[start]
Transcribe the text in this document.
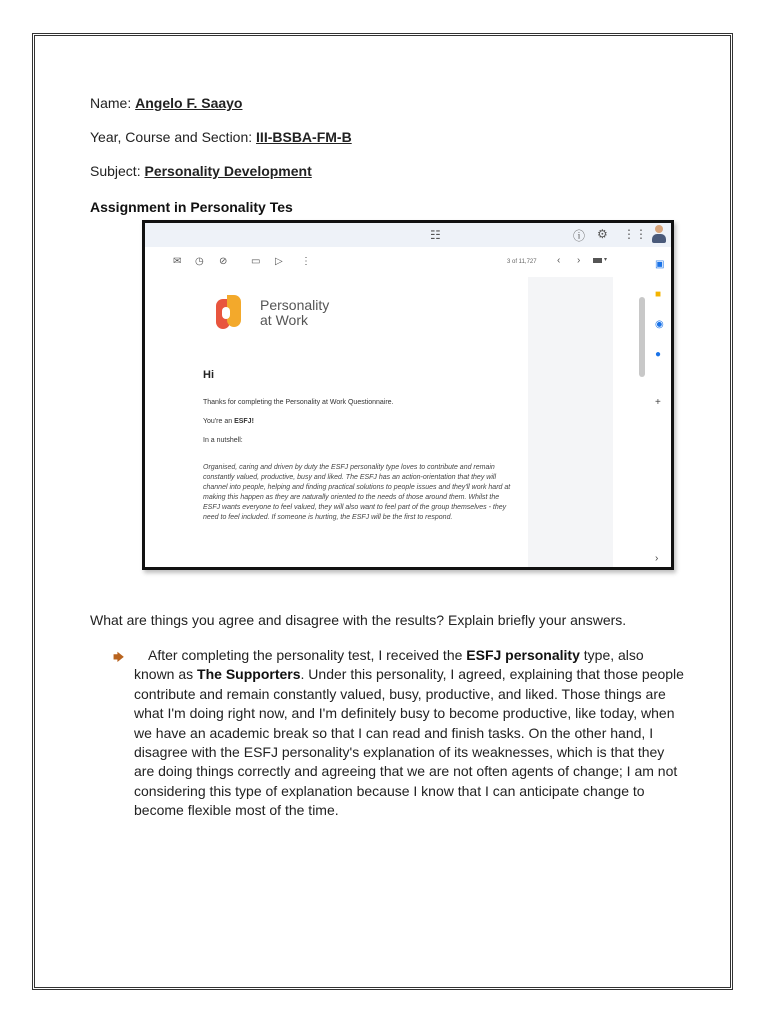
Name: Angelo F. Saayo
Year, Course and Section: III-BSBA-FM-B
Subject: Personality Development
Assignment in Personality Tes
☷	ⓘ ⚙ ⋮⋮
✉ ◷ ⊘ ▭ ▷ ⋮	3 of 11,727 ‹ ›	▾	▣
■
◉
●
+
›
Personality
at Work
Hi
Thanks for completing the Personality at Work Questionnaire.
You're an ESFJ!
In a nutshell:
Organised, caring and driven by duty the ESFJ personality type loves to contribute and remain constantly valued, productive, busy and liked. The ESFJ has an action-orientation that they will channel into people, helping and finding practical solutions to people issues and they'll work hard at making this happen as they are naturally oriented to the needs of those around them. Whilst the ESFJ wants everyone to feel valued, they will also want to feel part of the group themselves - they need to feel included. If someone is hurting, the ESFJ will be the first to respond.
What are things you agree and disagree with the results? Explain briefly your answers.
🡆	After completing the personality test, I received the ESFJ personality type, also known as The Supporters. Under this personality, I agreed, explaining that those people contribute and remain constantly valued, busy, productive, and liked. Those things are what I'm doing right now, and I'm definitely busy to become productive, like today, when we have an academic break so that I can read and finish tasks. On the other hand, I disagree with the ESFJ personality's explanation of its weaknesses, which is that they are doing things correctly and agreeing that we are not often agents of change; I am not considering this type of explanation because I know that I can anticipate change to become flexible most of the time.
[end]
Pictures in the records must not appear in the copy; transcribe everything else precisely.

Transcribe the text in this document.
Name: Angelo F. Saayo
Year, Course and Section: III-BSBA-FM-B
Subject: Personality Development
Assignment in Personality Tes
☷	ⓘ ⚙ ⋮⋮
✉ ◷ ⊘ ▭ ▷ ⋮	3 of 11,727 ‹ ›	▾	▣
■
◉
●
+
›
Personality
at Work
Hi
Thanks for completing the Personality at Work Questionnaire.
You're an ESFJ!
In a nutshell:
Organised, caring and driven by duty the ESFJ personality type loves to contribute and remain constantly valued, productive, busy and liked. The ESFJ has an action-orientation that they will channel into people, helping and finding practical solutions to people issues and they'll work hard at making this happen as they are naturally oriented to the needs of those around them. Whilst the ESFJ wants everyone to feel valued, they will also want to feel part of the group themselves - they need to feel included. If someone is hurting, the ESFJ will be the first to respond.
What are things you agree and disagree with the results? Explain briefly your answers.
🡆	After completing the personality test, I received the ESFJ personality type, also known as The Supporters. Under this personality, I agreed, explaining that those people contribute and remain constantly valued, busy, productive, and liked. Those things are what I'm doing right now, and I'm definitely busy to become productive, like today, when we have an academic break so that I can read and finish tasks. On the other hand, I disagree with the ESFJ personality's explanation of its weaknesses, which is that they are doing things correctly and agreeing that we are not often agents of change; I am not considering this type of explanation because I know that I can anticipate change to become flexible most of the time.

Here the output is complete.